_Prompt_: Return a copy of each line that holds the string "color".

-- start of Working data --

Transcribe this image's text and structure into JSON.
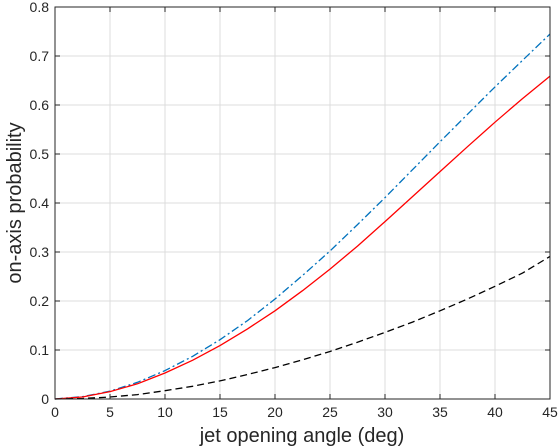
{
  "chart_data": {
    "type": "line",
    "title": "",
    "xlabel": "jet opening angle (deg)",
    "ylabel": "on-axis probability",
    "xlim": [
      0,
      45
    ],
    "ylim": [
      0,
      0.8
    ],
    "xticks": [
      0,
      5,
      10,
      15,
      20,
      25,
      30,
      35,
      40,
      45
    ],
    "xtick_labels": [
      "0",
      "5",
      "10",
      "15",
      "20",
      "25",
      "30",
      "35",
      "40",
      "45"
    ],
    "yticks": [
      0,
      0.1,
      0.2,
      0.3,
      0.4,
      0.5,
      0.6,
      0.7,
      0.8
    ],
    "ytick_labels": [
      "0",
      "0.1",
      "0.2",
      "0.3",
      "0.4",
      "0.5",
      "0.6",
      "0.7",
      "0.8"
    ],
    "grid": true,
    "legend": "none",
    "x": [
      0,
      2.5,
      5,
      7.5,
      10,
      12.5,
      15,
      17.5,
      20,
      22.5,
      25,
      27.5,
      30,
      32.5,
      35,
      37.5,
      40,
      42.5,
      45
    ],
    "series": [
      {
        "color": "#0072bd",
        "line_style": "dash-dot",
        "values": [
          0,
          0.005,
          0.016,
          0.034,
          0.058,
          0.087,
          0.121,
          0.16,
          0.204,
          0.252,
          0.302,
          0.356,
          0.411,
          0.468,
          0.525,
          0.581,
          0.637,
          0.691,
          0.745
        ]
      },
      {
        "color": "#ff0000",
        "line_style": "solid",
        "values": [
          0,
          0.004,
          0.015,
          0.031,
          0.053,
          0.079,
          0.109,
          0.143,
          0.18,
          0.221,
          0.265,
          0.312,
          0.362,
          0.413,
          0.464,
          0.515,
          0.565,
          0.613,
          0.659
        ]
      },
      {
        "color": "#000000",
        "line_style": "dashed",
        "values": [
          0,
          0.001,
          0.004,
          0.009,
          0.017,
          0.026,
          0.037,
          0.05,
          0.064,
          0.08,
          0.097,
          0.116,
          0.136,
          0.157,
          0.18,
          0.204,
          0.23,
          0.257,
          0.291
        ]
      }
    ]
  }
}
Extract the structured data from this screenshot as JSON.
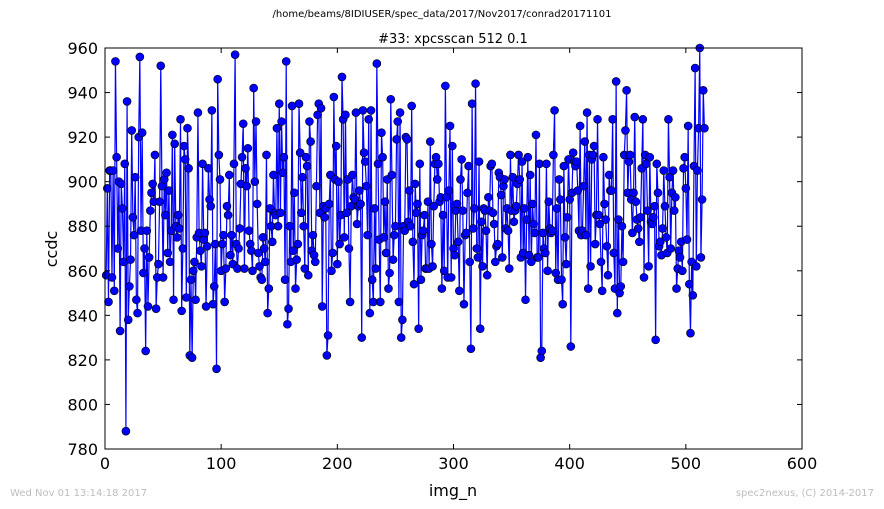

-- end of Working data --

_Result_:
        "color": "#0072bd",
        "color": "#ff0000",
        "color": "#000000",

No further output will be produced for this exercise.